-- Excerpt to read start --

Will E-learning Platforms change Education?

Big data enthusiasts argue that the greater data collection and analysis potential provided by e-learning platforms such as Khan Academy and Udacity provide much more immediate feedback to students about how they learn, and they thus predict a future in which schools and private data companies will work together in a new educational ecosystem…

This is a continuation of my summary of  Meyer-Schonberger and Cukier’s in their (2017) ‘Big Data: The Essential Guide to Work, Life and Learning in the Age of Insight.

You might like to read this previous post first – How will Big Data Change Education? (according to the above authors).

The advantages of e-learning platforms over traditional education

Khan Academy is well-known for its online videos, but just as important to its success is the software which collects data about how students learn, as well as what they are learning.

To date, Khan Academy has data on over a billion completed exercises, which includes information on not only what videos students watch and what tests scores they achieve, but also on the length and number of times they engage with each aspect of the course, and the time of day they did their work. This enables data analysts to deduce (probabilistically) how students learn most effectively, and to provide feedback as to how they might improve their learning.

The Kahn Academy is just one online learning platform, along with a whole range of MOOCs offered through Udacity, Coursera and edX, as well as SPOOCs (small, private online courses) which are collecting huge volumes of data on student learning. The volume of data is unprecedented in human history, and Cukier suggests that this could change the whole ecosystem of learning, incorporating third parties who do the data analysis and with the role of instructors (‘teachers’) changing providing advice on which learning pathways students should adopt.

-- Excerpt to read end --

**Required tasks:**
1/ In the passage on e-learning platforms, reproduce the part starting with "Khan Academy is" and going on through "improve their learning.", substituting "learners" for "students".
2/ Write the next part of the passage on e-learning platforms, picking up after its final sentence.
The listing that comes next has no connection to the passage on e-learning platforms.

-- Available data start --

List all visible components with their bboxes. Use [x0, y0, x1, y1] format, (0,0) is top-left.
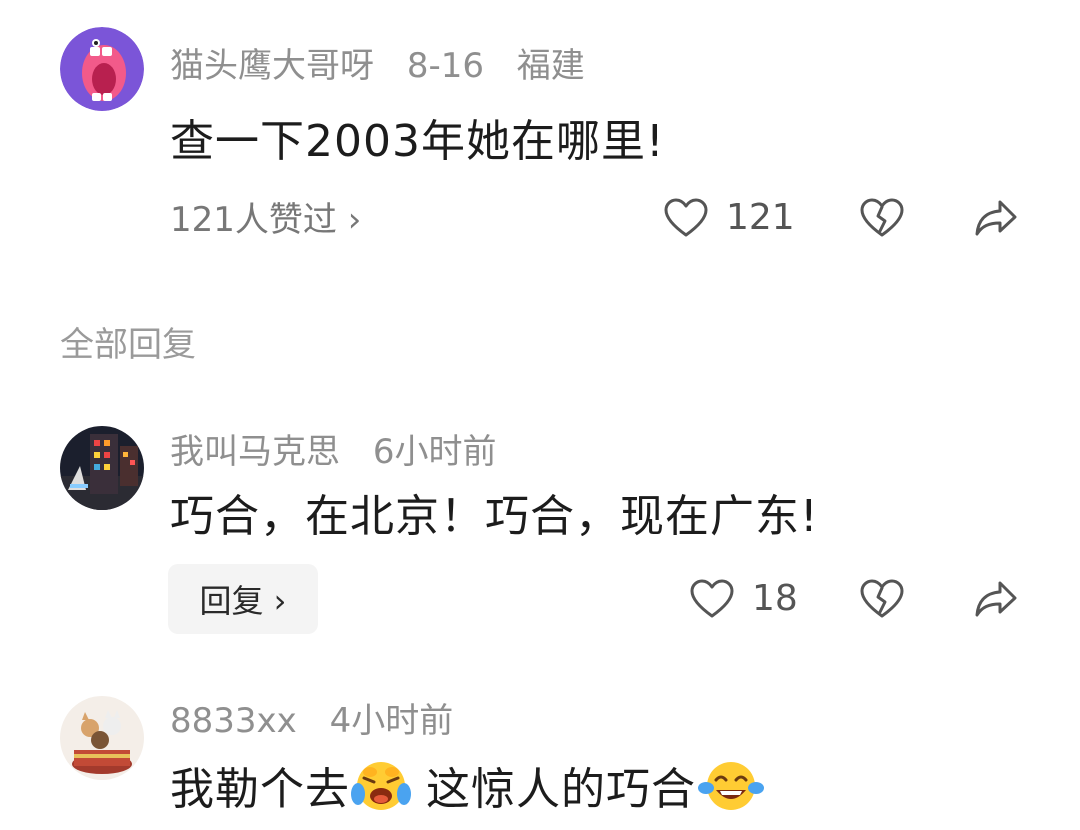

-- Available data end --

**Answers to the problems:**
1/
Khan Academy is well-known for its online videos, but just as important to its success is the software which collects data about how learners learn, as well as what they are learning.

To date, Khan Academy has data on over a billion completed exercises, which includes information on not only what videos learners watch and what tests scores they achieve, but also on the length and number of times they engage with each aspect of the course, and the time of day they did their work. This enables data analysts to deduce (probabilistically) how learners learn most effectively, and to provide feedback as to how they might improve their learning.

2/
At least some of the Khan Academy Data on learning is available to third parties to analyse for free, and information personal to students is presented to them in the form a dashboard, which allows for real-time feedback to take place.

Cukier contrasts the above, emerging ecosystem of online learning, to the present ‘backward’ way in which data is collected and managed in the current education system as backward (he actually uses the term ‘agrarian’ to describe the process) – in which students are subjected to a few SATs tests at predetermined stages, and this score is ‘born by them’ until the next test, which makes labelling by teachers more likely.

In addition to this, the school day and year are run in a 19th century style, pigeon holed into year groups, pre-determined classes, students exposed to the same material, and with digital devices often banned from classes. All of this means data cannot be harnessed and analysed.

Where does this leave existing institutions of learning?

Schools and universities are well poised to harvest huge amounts of data on students, simply because they have 1000s, or 10s of 1000s of students enrolled.

To date, however, these traditional education institutions have shown a very limited ability to collect, let alone analyse and use big data to better inform how students learn.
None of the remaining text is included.